### WHAT IS REQUIRED:
From the line that has "What does this" down to the final line of the listing below, transcribe every line exactly, and only those.

[START OF ITEMS]

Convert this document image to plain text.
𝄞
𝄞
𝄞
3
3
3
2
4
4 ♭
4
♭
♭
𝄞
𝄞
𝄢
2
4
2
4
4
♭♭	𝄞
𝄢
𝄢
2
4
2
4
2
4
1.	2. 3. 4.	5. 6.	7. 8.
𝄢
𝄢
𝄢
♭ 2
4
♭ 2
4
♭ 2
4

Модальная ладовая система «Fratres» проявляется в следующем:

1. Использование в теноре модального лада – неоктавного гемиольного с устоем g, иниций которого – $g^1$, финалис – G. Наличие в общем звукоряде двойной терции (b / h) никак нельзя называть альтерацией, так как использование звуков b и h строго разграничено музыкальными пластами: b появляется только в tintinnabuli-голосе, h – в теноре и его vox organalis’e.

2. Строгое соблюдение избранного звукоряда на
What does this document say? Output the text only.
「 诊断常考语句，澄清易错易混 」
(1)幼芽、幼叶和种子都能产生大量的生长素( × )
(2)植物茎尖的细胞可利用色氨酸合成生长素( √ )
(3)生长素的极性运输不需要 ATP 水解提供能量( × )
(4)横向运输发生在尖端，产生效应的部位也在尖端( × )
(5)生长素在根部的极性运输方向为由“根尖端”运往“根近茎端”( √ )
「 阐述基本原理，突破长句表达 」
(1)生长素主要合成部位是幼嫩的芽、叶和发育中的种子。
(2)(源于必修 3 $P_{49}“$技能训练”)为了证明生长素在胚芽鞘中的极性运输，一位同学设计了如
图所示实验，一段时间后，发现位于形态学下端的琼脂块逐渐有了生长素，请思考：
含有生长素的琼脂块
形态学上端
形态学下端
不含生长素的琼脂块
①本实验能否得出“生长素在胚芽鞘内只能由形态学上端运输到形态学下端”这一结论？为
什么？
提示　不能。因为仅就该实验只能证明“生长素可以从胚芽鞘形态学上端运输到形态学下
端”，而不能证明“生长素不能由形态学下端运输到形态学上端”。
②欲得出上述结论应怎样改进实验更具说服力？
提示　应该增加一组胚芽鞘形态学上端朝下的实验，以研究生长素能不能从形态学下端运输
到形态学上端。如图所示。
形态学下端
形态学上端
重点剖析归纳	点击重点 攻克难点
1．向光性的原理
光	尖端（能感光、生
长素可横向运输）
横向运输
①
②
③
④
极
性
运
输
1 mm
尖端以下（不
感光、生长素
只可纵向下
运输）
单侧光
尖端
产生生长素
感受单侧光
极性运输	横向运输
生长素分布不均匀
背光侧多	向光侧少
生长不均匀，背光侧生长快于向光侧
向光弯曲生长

[END OF ITEMS]

### FULL OUTPUT:
What does this document say? Output the text only.
「 诊断常考语句，澄清易错易混 」
(1)幼芽、幼叶和种子都能产生大量的生长素( × )
(2)植物茎尖的细胞可利用色氨酸合成生长素( √ )
(3)生长素的极性运输不需要 ATP 水解提供能量( × )
(4)横向运输发生在尖端，产生效应的部位也在尖端( × )
(5)生长素在根部的极性运输方向为由“根尖端”运往“根近茎端”( √ )
「 阐述基本原理，突破长句表达 」
(1)生长素主要合成部位是幼嫩的芽、叶和发育中的种子。
(2)(源于必修 3 $P_{49}“$技能训练”)为了证明生长素在胚芽鞘中的极性运输，一位同学设计了如
图所示实验，一段时间后，发现位于形态学下端的琼脂块逐渐有了生长素，请思考：
含有生长素的琼脂块
形态学上端
形态学下端
不含生长素的琼脂块
①本实验能否得出“生长素在胚芽鞘内只能由形态学上端运输到形态学下端”这一结论？为
什么？
提示　不能。因为仅就该实验只能证明“生长素可以从胚芽鞘形态学上端运输到形态学下
端”，而不能证明“生长素不能由形态学下端运输到形态学上端”。
②欲得出上述结论应怎样改进实验更具说服力？
提示　应该增加一组胚芽鞘形态学上端朝下的实验，以研究生长素能不能从形态学下端运输
到形态学上端。如图所示。
形态学下端
形态学上端
重点剖析归纳	点击重点 攻克难点
1．向光性的原理
光	尖端（能感光、生
长素可横向运输）
横向运输
①
②
③
④
极
性
运
输
1 mm
尖端以下（不
感光、生长素
只可纵向下
运输）
单侧光
尖端
产生生长素
感受单侧光
极性运输	横向运输
生长素分布不均匀
背光侧多	向光侧少
生长不均匀，背光侧生长快于向光侧
向光弯曲生长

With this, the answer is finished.